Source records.
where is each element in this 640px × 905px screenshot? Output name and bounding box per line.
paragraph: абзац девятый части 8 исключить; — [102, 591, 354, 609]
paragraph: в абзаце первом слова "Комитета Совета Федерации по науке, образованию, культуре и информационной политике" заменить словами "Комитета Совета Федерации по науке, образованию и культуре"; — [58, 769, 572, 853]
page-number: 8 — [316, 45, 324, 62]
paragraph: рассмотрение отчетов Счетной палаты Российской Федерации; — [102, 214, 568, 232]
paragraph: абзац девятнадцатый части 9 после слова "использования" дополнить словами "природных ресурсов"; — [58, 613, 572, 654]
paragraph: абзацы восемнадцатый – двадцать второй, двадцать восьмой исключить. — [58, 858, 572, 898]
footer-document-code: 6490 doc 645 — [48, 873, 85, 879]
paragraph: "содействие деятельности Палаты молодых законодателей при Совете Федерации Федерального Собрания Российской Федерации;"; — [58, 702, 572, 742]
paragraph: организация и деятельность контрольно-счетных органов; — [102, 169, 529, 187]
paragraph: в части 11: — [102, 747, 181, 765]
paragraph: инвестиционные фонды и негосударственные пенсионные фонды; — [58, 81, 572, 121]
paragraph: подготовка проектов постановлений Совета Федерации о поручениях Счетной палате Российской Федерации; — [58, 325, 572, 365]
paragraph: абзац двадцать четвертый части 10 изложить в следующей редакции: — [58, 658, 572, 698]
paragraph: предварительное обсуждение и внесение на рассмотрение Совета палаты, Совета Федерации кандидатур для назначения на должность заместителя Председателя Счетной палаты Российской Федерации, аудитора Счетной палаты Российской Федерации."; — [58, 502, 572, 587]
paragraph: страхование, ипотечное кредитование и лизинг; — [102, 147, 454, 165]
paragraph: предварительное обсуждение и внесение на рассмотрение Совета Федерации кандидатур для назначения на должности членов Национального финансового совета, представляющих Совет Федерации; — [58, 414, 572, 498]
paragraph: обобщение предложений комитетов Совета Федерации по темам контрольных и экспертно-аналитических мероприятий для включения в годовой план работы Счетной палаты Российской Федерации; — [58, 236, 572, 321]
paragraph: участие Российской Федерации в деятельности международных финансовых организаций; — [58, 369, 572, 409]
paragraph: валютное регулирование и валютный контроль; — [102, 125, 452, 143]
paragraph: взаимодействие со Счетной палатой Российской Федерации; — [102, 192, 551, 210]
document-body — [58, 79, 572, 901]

Stated task. Extract every line of the data above that contains the string "кандидатур", matching case exactly.

Result.
paragraph: предварительное обсуждение и внесение на рассмотрение Совета палаты, Совета Федерации кандидатур для назначения на должность заместителя Председателя Счетной палаты Российской Федерации, аудитора Счетной палаты Российской Федерации."; — [58, 502, 572, 587]
paragraph: предварительное обсуждение и внесение на рассмотрение Совета Федерации кандидатур для назначения на должности членов Национального финансового совета, представляющих Совет Федерации; — [58, 414, 572, 498]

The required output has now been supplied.